** BEGIN **

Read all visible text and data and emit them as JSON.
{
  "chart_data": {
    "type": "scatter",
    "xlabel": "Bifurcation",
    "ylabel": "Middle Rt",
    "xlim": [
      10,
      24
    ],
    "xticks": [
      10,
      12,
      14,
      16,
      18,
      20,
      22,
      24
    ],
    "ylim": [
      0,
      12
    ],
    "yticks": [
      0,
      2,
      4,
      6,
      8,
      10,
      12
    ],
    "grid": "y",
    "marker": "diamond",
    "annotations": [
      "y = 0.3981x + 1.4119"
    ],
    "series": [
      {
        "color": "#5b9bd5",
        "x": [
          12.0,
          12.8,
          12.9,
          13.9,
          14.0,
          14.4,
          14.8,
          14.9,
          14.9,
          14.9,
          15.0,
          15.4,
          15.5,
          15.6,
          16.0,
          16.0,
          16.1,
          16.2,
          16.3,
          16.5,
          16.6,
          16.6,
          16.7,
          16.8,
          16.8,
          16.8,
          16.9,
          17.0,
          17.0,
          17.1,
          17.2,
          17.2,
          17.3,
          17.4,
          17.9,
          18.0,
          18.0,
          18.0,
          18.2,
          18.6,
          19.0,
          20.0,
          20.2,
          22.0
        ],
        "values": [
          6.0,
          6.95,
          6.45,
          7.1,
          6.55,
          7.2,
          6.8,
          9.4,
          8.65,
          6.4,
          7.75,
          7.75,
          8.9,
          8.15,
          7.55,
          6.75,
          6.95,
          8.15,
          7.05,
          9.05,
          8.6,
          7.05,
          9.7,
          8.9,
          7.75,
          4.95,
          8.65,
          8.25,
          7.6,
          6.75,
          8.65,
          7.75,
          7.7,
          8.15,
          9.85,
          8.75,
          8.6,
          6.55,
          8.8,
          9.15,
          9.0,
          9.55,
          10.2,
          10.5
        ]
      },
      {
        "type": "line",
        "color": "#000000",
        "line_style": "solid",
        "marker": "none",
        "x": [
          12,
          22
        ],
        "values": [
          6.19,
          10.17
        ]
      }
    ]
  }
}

** END **

### Work required
Please quote the data above in full, with no line missing.

### Task output
Read all visible text and data and emit them as JSON.
{
  "chart_data": {
    "type": "scatter",
    "xlabel": "Bifurcation",
    "ylabel": "Middle Rt",
    "xlim": [
      10,
      24
    ],
    "xticks": [
      10,
      12,
      14,
      16,
      18,
      20,
      22,
      24
    ],
    "ylim": [
      0,
      12
    ],
    "yticks": [
      0,
      2,
      4,
      6,
      8,
      10,
      12
    ],
    "grid": "y",
    "marker": "diamond",
    "annotations": [
      "y = 0.3981x + 1.4119"
    ],
    "series": [
      {
        "color": "#5b9bd5",
        "x": [
          12.0,
          12.8,
          12.9,
          13.9,
          14.0,
          14.4,
          14.8,
          14.9,
          14.9,
          14.9,
          15.0,
          15.4,
          15.5,
          15.6,
          16.0,
          16.0,
          16.1,
          16.2,
          16.3,
          16.5,
          16.6,
          16.6,
          16.7,
          16.8,
          16.8,
          16.8,
          16.9,
          17.0,
          17.0,
          17.1,
          17.2,
          17.2,
          17.3,
          17.4,
          17.9,
          18.0,
          18.0,
          18.0,
          18.2,
          18.6,
          19.0,
          20.0,
          20.2,
          22.0
        ],
        "values": [
          6.0,
          6.95,
          6.45,
          7.1,
          6.55,
          7.2,
          6.8,
          9.4,
          8.65,
          6.4,
          7.75,
          7.75,
          8.9,
          8.15,
          7.55,
          6.75,
          6.95,
          8.15,
          7.05,
          9.05,
          8.6,
          7.05,
          9.7,
          8.9,
          7.75,
          4.95,
          8.65,
          8.25,
          7.6,
          6.75,
          8.65,
          7.75,
          7.7,
          8.15,
          9.85,
          8.75,
          8.6,
          6.55,
          8.8,
          9.15,
          9.0,
          9.55,
          10.2,
          10.5
        ]
      },
      {
        "type": "line",
        "color": "#000000",
        "line_style": "solid",
        "marker": "none",
        "x": [
          12,
          22
        ],
        "values": [
          6.19,
          10.17
        ]
      }
    ]
  }
}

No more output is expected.